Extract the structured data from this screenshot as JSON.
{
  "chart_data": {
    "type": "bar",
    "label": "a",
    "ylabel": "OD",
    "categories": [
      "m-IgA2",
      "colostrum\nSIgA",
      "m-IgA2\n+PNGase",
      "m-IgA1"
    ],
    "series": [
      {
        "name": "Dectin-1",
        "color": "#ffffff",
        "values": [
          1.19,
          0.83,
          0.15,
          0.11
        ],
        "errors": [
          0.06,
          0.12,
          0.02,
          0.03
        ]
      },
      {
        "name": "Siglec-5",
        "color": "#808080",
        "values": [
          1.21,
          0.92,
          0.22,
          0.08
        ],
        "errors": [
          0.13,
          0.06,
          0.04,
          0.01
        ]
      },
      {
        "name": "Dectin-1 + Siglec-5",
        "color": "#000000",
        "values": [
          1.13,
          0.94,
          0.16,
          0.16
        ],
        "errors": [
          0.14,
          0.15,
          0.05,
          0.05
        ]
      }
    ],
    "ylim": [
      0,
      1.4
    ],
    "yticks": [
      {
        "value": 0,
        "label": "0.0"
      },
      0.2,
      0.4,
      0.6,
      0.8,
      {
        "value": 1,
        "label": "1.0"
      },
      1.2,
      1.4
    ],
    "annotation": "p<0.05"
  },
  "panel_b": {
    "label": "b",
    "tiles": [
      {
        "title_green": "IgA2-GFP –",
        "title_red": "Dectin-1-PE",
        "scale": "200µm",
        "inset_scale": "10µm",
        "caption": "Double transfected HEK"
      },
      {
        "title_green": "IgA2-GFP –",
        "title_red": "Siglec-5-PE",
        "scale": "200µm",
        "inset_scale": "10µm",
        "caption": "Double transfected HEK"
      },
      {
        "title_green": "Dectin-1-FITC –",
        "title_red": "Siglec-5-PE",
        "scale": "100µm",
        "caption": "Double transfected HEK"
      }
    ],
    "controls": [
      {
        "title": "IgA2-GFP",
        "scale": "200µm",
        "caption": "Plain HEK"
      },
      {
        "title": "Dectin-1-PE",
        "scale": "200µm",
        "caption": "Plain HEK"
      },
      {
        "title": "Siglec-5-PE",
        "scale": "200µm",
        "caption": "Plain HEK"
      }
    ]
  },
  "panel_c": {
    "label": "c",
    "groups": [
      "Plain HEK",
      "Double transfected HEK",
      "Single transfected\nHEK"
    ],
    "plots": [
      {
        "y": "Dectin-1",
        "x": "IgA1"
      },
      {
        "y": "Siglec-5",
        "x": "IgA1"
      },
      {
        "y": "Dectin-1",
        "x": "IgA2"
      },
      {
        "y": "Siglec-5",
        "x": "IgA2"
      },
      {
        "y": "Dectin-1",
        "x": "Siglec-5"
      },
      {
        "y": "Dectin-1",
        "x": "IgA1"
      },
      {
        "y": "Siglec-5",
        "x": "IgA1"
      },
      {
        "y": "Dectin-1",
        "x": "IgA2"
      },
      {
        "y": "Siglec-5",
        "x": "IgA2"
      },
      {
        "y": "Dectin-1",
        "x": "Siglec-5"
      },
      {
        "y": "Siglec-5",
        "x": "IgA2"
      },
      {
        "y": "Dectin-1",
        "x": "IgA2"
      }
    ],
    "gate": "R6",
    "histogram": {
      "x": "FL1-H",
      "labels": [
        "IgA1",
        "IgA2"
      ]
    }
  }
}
● ● ● ●
=== DIRECTION ===
Every record shown above should be written out again exactly.

=== TASK ANSWER ===
Extract the structured data from this screenshot as JSON.
{
  "chart_data": {
    "type": "bar",
    "label": "a",
    "ylabel": "OD",
    "categories": [
      "m-IgA2",
      "colostrum\nSIgA",
      "m-IgA2\n+PNGase",
      "m-IgA1"
    ],
    "series": [
      {
        "name": "Dectin-1",
        "color": "#ffffff",
        "values": [
          1.19,
          0.83,
          0.15,
          0.11
        ],
        "errors": [
          0.06,
          0.12,
          0.02,
          0.03
        ]
      },
      {
        "name": "Siglec-5",
        "color": "#808080",
        "values": [
          1.21,
          0.92,
          0.22,
          0.08
        ],
        "errors": [
          0.13,
          0.06,
          0.04,
          0.01
        ]
      },
      {
        "name": "Dectin-1 + Siglec-5",
        "color": "#000000",
        "values": [
          1.13,
          0.94,
          0.16,
          0.16
        ],
        "errors": [
          0.14,
          0.15,
          0.05,
          0.05
        ]
      }
    ],
    "ylim": [
      0,
      1.4
    ],
    "yticks": [
      {
        "value": 0,
        "label": "0.0"
      },
      0.2,
      0.4,
      0.6,
      0.8,
      {
        "value": 1,
        "label": "1.0"
      },
      1.2,
      1.4
    ],
    "annotation": "p<0.05"
  },
  "panel_b": {
    "label": "b",
    "tiles": [
      {
        "title_green": "IgA2-GFP –",
        "title_red": "Dectin-1-PE",
        "scale": "200µm",
        "inset_scale": "10µm",
        "caption": "Double transfected HEK"
      },
      {
        "title_green": "IgA2-GFP –",
        "title_red": "Siglec-5-PE",
        "scale": "200µm",
        "inset_scale": "10µm",
        "caption": "Double transfected HEK"
      },
      {
        "title_green": "Dectin-1-FITC –",
        "title_red": "Siglec-5-PE",
        "scale": "100µm",
        "caption": "Double transfected HEK"
      }
    ],
    "controls": [
      {
        "title": "IgA2-GFP",
        "scale": "200µm",
        "caption": "Plain HEK"
      },
      {
        "title": "Dectin-1-PE",
        "scale": "200µm",
        "caption": "Plain HEK"
      },
      {
        "title": "Siglec-5-PE",
        "scale": "200µm",
        "caption": "Plain HEK"
      }
    ]
  },
  "panel_c": {
    "label": "c",
    "groups": [
      "Plain HEK",
      "Double transfected HEK",
      "Single transfected\nHEK"
    ],
    "plots": [
      {
        "y": "Dectin-1",
        "x": "IgA1"
      },
      {
        "y": "Siglec-5",
        "x": "IgA1"
      },
      {
        "y": "Dectin-1",
        "x": "IgA2"
      },
      {
        "y": "Siglec-5",
        "x": "IgA2"
      },
      {
        "y": "Dectin-1",
        "x": "Siglec-5"
      },
      {
        "y": "Dectin-1",
        "x": "IgA1"
      },
      {
        "y": "Siglec-5",
        "x": "IgA1"
      },
      {
        "y": "Dectin-1",
        "x": "IgA2"
      },
      {
        "y": "Siglec-5",
        "x": "IgA2"
      },
      {
        "y": "Dectin-1",
        "x": "Siglec-5"
      },
      {
        "y": "Siglec-5",
        "x": "IgA2"
      },
      {
        "y": "Dectin-1",
        "x": "IgA2"
      }
    ],
    "gate": "R6",
    "histogram": {
      "x": "FL1-H",
      "labels": [
        "IgA1",
        "IgA2"
      ]
    }
  }
}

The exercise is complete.